* Begin RECORDS FOR PROCESSING *
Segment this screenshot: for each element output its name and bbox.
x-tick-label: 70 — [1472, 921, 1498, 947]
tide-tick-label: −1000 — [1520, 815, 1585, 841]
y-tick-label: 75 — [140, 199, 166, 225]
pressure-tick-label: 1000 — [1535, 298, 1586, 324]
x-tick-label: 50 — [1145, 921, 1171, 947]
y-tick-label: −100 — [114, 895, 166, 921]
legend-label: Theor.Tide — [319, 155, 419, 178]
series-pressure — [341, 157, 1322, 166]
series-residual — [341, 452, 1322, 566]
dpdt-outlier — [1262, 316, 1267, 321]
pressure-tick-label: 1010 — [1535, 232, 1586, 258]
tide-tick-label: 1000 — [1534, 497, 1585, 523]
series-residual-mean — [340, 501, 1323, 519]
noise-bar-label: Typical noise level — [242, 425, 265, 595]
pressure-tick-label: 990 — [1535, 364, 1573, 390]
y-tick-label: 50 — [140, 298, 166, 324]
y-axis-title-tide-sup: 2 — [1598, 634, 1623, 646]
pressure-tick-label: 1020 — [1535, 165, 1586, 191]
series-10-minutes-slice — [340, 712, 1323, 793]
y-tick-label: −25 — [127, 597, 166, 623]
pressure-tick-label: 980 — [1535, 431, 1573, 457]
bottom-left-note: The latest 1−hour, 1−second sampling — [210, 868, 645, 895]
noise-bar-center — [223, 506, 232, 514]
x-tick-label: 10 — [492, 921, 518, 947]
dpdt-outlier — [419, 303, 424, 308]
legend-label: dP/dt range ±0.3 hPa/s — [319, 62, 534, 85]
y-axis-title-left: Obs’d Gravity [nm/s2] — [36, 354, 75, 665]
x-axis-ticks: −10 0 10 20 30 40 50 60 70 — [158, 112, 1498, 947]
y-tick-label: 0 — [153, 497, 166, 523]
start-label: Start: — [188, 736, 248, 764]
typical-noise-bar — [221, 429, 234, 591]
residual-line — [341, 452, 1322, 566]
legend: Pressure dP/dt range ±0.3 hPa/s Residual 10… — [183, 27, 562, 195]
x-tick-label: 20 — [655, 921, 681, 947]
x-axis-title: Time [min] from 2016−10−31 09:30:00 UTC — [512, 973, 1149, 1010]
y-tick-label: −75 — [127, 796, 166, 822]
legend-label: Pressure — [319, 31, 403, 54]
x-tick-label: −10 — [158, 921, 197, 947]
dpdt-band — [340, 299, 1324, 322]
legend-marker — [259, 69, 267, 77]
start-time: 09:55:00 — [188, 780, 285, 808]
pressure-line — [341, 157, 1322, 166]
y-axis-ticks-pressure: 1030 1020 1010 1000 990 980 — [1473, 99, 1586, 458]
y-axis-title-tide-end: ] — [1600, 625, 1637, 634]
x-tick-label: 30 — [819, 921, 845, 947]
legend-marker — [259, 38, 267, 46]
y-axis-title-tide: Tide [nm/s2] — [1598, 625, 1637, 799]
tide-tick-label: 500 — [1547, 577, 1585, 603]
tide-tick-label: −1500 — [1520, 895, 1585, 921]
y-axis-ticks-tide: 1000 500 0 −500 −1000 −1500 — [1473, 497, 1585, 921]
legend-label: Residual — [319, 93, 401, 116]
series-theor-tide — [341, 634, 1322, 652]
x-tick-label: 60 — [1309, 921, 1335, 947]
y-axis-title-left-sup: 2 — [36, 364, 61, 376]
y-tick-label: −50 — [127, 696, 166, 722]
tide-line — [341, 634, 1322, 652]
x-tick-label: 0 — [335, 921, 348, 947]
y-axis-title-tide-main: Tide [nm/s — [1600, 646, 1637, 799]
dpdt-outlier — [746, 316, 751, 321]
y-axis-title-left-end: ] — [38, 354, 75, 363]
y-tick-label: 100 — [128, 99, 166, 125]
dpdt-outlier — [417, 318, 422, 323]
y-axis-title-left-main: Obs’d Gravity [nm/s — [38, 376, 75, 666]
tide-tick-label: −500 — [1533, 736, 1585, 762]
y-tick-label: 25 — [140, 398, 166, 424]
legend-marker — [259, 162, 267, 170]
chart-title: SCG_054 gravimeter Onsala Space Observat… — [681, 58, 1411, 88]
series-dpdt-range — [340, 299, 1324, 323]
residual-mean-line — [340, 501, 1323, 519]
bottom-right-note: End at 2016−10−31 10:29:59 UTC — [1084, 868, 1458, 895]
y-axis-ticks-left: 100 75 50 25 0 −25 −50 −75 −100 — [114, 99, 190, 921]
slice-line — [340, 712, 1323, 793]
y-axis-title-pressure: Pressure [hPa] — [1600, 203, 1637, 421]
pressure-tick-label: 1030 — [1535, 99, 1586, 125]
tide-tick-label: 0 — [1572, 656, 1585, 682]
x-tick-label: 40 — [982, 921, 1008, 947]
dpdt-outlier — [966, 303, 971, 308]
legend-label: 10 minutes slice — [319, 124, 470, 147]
* End RECORDS FOR PROCESSING *
▶ _EXERCISE REQUIREMENTS_
Update the records by changing each "dpdt-outlier" to "dpdt-spike" and keeping every other line and character as it is.

▶ _COMPLETE ANSWER_
Segment this screenshot: for each element output its name and bbox.
x-tick-label: 70 — [1472, 921, 1498, 947]
tide-tick-label: −1000 — [1520, 815, 1585, 841]
y-tick-label: 75 — [140, 199, 166, 225]
pressure-tick-label: 1000 — [1535, 298, 1586, 324]
x-tick-label: 50 — [1145, 921, 1171, 947]
y-tick-label: −100 — [114, 895, 166, 921]
legend-label: Theor.Tide — [319, 155, 419, 178]
series-pressure — [341, 157, 1322, 166]
series-residual — [341, 452, 1322, 566]
dpdt-spike — [1262, 316, 1267, 321]
pressure-tick-label: 1010 — [1535, 232, 1586, 258]
tide-tick-label: 1000 — [1534, 497, 1585, 523]
series-residual-mean — [340, 501, 1323, 519]
noise-bar-label: Typical noise level — [242, 425, 265, 595]
pressure-tick-label: 990 — [1535, 364, 1573, 390]
y-tick-label: 50 — [140, 298, 166, 324]
y-axis-title-tide-sup: 2 — [1598, 634, 1623, 646]
pressure-tick-label: 1020 — [1535, 165, 1586, 191]
series-10-minutes-slice — [340, 712, 1323, 793]
y-tick-label: −25 — [127, 597, 166, 623]
pressure-tick-label: 980 — [1535, 431, 1573, 457]
bottom-left-note: The latest 1−hour, 1−second sampling — [210, 868, 645, 895]
noise-bar-center — [223, 506, 232, 514]
x-tick-label: 10 — [492, 921, 518, 947]
dpdt-spike — [419, 303, 424, 308]
legend-label: dP/dt range ±0.3 hPa/s — [319, 62, 534, 85]
y-axis-title-left: Obs’d Gravity [nm/s2] — [36, 354, 75, 665]
x-axis-ticks: −10 0 10 20 30 40 50 60 70 — [158, 112, 1498, 947]
y-tick-label: 0 — [153, 497, 166, 523]
start-label: Start: — [188, 736, 248, 764]
typical-noise-bar — [221, 429, 234, 591]
residual-line — [341, 452, 1322, 566]
legend: Pressure dP/dt range ±0.3 hPa/s Residual 10… — [183, 27, 562, 195]
x-tick-label: 20 — [655, 921, 681, 947]
x-axis-title: Time [min] from 2016−10−31 09:30:00 UTC — [512, 973, 1149, 1010]
y-tick-label: −75 — [127, 796, 166, 822]
legend-label: Pressure — [319, 31, 403, 54]
x-tick-label: −10 — [158, 921, 197, 947]
dpdt-band — [340, 299, 1324, 322]
legend-marker — [259, 69, 267, 77]
start-time: 09:55:00 — [188, 780, 285, 808]
pressure-line — [341, 157, 1322, 166]
y-axis-ticks-pressure: 1030 1020 1010 1000 990 980 — [1473, 99, 1586, 458]
y-axis-title-tide-end: ] — [1600, 625, 1637, 634]
x-tick-label: 30 — [819, 921, 845, 947]
legend-marker — [259, 38, 267, 46]
y-axis-title-tide: Tide [nm/s2] — [1598, 625, 1637, 799]
tide-tick-label: 500 — [1547, 577, 1585, 603]
tide-tick-label: −1500 — [1520, 895, 1585, 921]
y-axis-ticks-tide: 1000 500 0 −500 −1000 −1500 — [1473, 497, 1585, 921]
legend-label: Residual — [319, 93, 401, 116]
series-theor-tide — [341, 634, 1322, 652]
x-tick-label: 60 — [1309, 921, 1335, 947]
y-axis-title-left-sup: 2 — [36, 364, 61, 376]
y-tick-label: −50 — [127, 696, 166, 722]
tide-line — [341, 634, 1322, 652]
x-tick-label: 0 — [335, 921, 348, 947]
y-axis-title-tide-main: Tide [nm/s — [1600, 646, 1637, 799]
dpdt-spike — [746, 316, 751, 321]
y-axis-title-left-end: ] — [38, 354, 75, 363]
y-tick-label: 100 — [128, 99, 166, 125]
dpdt-spike — [417, 318, 422, 323]
y-axis-title-left-main: Obs’d Gravity [nm/s — [38, 376, 75, 666]
tide-tick-label: −500 — [1533, 736, 1585, 762]
y-tick-label: 25 — [140, 398, 166, 424]
legend-marker — [259, 162, 267, 170]
chart-title: SCG_054 gravimeter Onsala Space Observat… — [681, 58, 1411, 88]
series-dpdt-range — [340, 299, 1324, 323]
residual-mean-line — [340, 501, 1323, 519]
bottom-right-note: End at 2016−10−31 10:29:59 UTC — [1084, 868, 1458, 895]
y-axis-ticks-left: 100 75 50 25 0 −25 −50 −75 −100 — [114, 99, 190, 921]
slice-line — [340, 712, 1323, 793]
y-axis-title-pressure: Pressure [hPa] — [1600, 203, 1637, 421]
pressure-tick-label: 1030 — [1535, 99, 1586, 125]
tide-tick-label: 0 — [1572, 656, 1585, 682]
x-tick-label: 40 — [982, 921, 1008, 947]
dpdt-spike — [966, 303, 971, 308]
legend-label: 10 minutes slice — [319, 124, 470, 147]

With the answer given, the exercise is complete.